### ABOUT THIS EXERCISE
The required result is a copy of each line below in which "kind" appears.

### GIVEN RECORDS
━━━━━━━━

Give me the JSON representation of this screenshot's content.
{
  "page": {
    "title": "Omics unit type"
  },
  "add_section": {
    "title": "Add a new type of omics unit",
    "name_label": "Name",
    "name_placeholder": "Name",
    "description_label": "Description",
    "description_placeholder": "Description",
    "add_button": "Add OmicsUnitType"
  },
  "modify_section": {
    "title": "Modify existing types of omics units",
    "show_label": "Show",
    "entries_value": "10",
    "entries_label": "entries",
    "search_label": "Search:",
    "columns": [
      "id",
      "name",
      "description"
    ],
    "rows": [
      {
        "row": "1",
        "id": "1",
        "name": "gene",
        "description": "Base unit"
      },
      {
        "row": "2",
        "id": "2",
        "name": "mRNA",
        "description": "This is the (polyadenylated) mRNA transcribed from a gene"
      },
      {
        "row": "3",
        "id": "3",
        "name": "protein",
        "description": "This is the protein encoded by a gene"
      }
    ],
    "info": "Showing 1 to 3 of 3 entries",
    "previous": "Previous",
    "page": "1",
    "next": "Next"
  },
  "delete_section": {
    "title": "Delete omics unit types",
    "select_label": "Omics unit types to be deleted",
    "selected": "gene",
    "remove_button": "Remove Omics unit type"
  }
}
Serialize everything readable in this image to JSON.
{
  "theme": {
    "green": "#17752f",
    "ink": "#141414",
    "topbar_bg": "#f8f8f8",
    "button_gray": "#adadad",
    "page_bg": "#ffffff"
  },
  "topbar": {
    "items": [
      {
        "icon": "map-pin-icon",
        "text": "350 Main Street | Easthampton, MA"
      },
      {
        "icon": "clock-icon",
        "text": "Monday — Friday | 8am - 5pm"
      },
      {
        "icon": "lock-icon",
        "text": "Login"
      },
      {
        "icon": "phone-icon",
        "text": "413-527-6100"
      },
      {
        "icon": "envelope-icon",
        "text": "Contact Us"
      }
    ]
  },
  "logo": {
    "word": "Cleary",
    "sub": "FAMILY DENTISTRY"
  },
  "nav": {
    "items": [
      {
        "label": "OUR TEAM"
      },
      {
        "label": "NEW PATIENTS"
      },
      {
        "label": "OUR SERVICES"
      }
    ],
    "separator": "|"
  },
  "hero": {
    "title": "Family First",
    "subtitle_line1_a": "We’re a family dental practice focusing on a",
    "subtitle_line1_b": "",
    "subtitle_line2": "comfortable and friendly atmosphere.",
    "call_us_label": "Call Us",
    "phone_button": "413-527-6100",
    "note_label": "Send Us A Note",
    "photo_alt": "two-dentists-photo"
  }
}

━━━━━━━━

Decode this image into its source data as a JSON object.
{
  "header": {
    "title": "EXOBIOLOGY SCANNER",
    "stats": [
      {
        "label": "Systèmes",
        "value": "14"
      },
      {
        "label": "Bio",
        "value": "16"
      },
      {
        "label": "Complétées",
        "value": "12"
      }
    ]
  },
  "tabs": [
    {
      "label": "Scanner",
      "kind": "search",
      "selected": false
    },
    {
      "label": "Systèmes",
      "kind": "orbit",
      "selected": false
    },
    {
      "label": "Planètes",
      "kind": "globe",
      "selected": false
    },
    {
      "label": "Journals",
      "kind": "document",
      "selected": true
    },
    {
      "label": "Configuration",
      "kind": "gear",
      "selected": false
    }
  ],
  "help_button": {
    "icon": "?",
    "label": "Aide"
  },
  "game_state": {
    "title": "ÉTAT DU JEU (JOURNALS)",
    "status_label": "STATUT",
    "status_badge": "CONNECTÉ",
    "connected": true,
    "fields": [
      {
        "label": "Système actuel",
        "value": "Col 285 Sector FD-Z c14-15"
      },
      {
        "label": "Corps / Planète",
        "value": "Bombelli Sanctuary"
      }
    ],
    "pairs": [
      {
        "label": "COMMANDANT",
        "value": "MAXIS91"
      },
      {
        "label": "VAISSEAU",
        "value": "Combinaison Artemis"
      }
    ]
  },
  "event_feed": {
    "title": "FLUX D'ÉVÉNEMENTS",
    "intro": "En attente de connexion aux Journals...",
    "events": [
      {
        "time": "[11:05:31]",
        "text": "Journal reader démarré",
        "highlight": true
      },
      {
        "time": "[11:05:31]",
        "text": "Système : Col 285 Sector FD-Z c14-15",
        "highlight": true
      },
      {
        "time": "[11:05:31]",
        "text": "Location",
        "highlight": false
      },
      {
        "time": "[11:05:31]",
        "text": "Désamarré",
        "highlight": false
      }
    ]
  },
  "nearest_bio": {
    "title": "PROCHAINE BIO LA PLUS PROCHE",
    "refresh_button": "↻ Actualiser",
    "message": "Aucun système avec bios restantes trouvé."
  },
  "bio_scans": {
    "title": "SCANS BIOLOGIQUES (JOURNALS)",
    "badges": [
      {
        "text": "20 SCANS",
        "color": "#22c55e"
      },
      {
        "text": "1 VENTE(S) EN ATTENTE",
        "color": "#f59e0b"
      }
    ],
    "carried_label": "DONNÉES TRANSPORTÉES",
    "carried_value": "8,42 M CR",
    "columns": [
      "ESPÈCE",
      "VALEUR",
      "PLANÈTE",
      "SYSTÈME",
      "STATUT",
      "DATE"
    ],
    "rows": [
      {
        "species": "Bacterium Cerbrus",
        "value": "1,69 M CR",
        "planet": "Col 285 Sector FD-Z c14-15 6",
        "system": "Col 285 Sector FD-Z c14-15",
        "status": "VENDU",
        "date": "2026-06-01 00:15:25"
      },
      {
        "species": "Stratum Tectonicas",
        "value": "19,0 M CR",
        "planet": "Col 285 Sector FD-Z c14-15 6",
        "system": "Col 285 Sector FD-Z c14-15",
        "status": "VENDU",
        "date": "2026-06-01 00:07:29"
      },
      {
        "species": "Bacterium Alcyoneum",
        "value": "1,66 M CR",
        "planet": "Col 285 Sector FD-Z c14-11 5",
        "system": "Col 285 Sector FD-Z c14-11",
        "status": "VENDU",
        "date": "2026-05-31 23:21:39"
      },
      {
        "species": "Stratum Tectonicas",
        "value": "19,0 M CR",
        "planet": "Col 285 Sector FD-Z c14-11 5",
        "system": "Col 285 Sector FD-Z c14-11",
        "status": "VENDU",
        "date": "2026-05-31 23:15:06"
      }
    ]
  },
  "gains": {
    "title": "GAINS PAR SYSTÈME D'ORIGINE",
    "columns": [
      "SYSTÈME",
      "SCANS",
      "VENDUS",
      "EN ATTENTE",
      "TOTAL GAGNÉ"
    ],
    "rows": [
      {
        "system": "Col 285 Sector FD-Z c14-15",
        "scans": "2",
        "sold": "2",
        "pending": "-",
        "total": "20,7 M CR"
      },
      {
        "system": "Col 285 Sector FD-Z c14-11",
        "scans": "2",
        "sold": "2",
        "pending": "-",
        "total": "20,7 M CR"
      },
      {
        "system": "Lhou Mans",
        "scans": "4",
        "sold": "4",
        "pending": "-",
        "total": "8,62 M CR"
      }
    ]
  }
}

━━━━━━━━

### TASK ANSWER
      "kind": "search",
      "kind": "orbit",
      "kind": "globe",
      "kind": "document",
      "kind": "gear",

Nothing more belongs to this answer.